Task objective: In the material below, the lines containing the word "ishning" are required; copy each of them.

..........

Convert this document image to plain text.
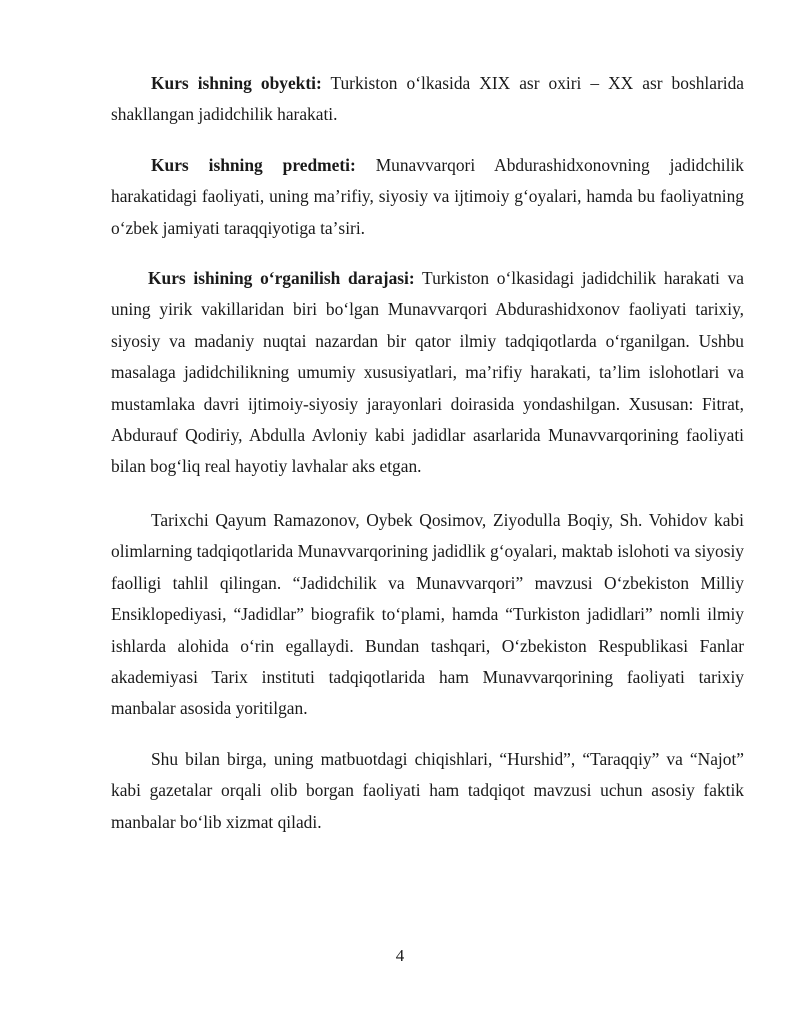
Kurs ishning obyekti: Turkiston oʻlkasida XIX asr oxiri – XX asr boshlarida shakllangan jadidchilik harakati.

Kurs ishning predmeti: Munavvarqori Abdurashidxonovning jadidchilik harakatidagi faoliyati, uning maʼrifiy, siyosiy va ijtimoiy gʻoyalari, hamda bu faoliyatning oʻzbek jamiyati taraqqiyotiga taʼsiri.

Kurs ishining oʻrganilish darajasi: Turkiston oʻlkasidagi jadidchilik harakati va uning yirik vakillaridan biri boʻlgan Munavvarqori Abdurashidxonov faoliyati tarixiy, siyosiy va madaniy nuqtai nazardan bir qator ilmiy tadqiqotlarda oʻrganilgan. Ushbu masalaga jadidchilikning umumiy xususiyatlari, maʼrifiy harakati, taʼlim islohotlari va mustamlaka davri ijtimoiy-siyosiy jarayonlari doirasida yondashilgan. Xususan: Fitrat, Abdurauf Qodiriy, Abdulla Avloniy kabi jadidlar asarlarida Munavvarqorining faoliyati bilan bogʻliq real hayotiy lavhalar aks etgan.

Tarixchi Qayum Ramazonov, Oybek Qosimov, Ziyodulla Boqiy, Sh. Vohidov kabi olimlarning tadqiqotlarida Munavvarqorining jadidlik gʻoyalari, maktab islohoti va siyosiy faolligi tahlil qilingan. “Jadidchilik va Munavvarqori” mavzusi Oʻzbekiston Milliy Ensiklopediyasi, “Jadidlar” biografik toʻplami, hamda “Turkiston jadidlari” nomli ilmiy ishlarda alohida oʻrin egallaydi. Bundan tashqari, Oʻzbekiston Respublikasi Fanlar akademiyasi Tarix instituti tadqiqotlarida ham Munavvarqorining faoliyati tarixiy manbalar asosida yoritilgan.

Shu bilan birga, uning matbuotdagi chiqishlari, “Hurshid”, “Taraqqiy” va “Najot” kabi gazetalar orqali olib borgan faoliyati ham tadqiqot mavzusi uchun asosiy faktik manbalar boʻlib xizmat qiladi.

4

..........

Exercise answer:
Kurs ishning obyekti: Turkiston oʻlkasida XIX asr oxiri – XX asr boshlarida shakllangan jadidchilik harakati.
Kurs ishning predmeti: Munavvarqori Abdurashidxonovning jadidchilik harakatidagi faoliyati, uning maʼrifiy, siyosiy va ijtimoiy gʻoyalari, hamda bu faoliyatning oʻzbek jamiyati taraqqiyotiga taʼsiri.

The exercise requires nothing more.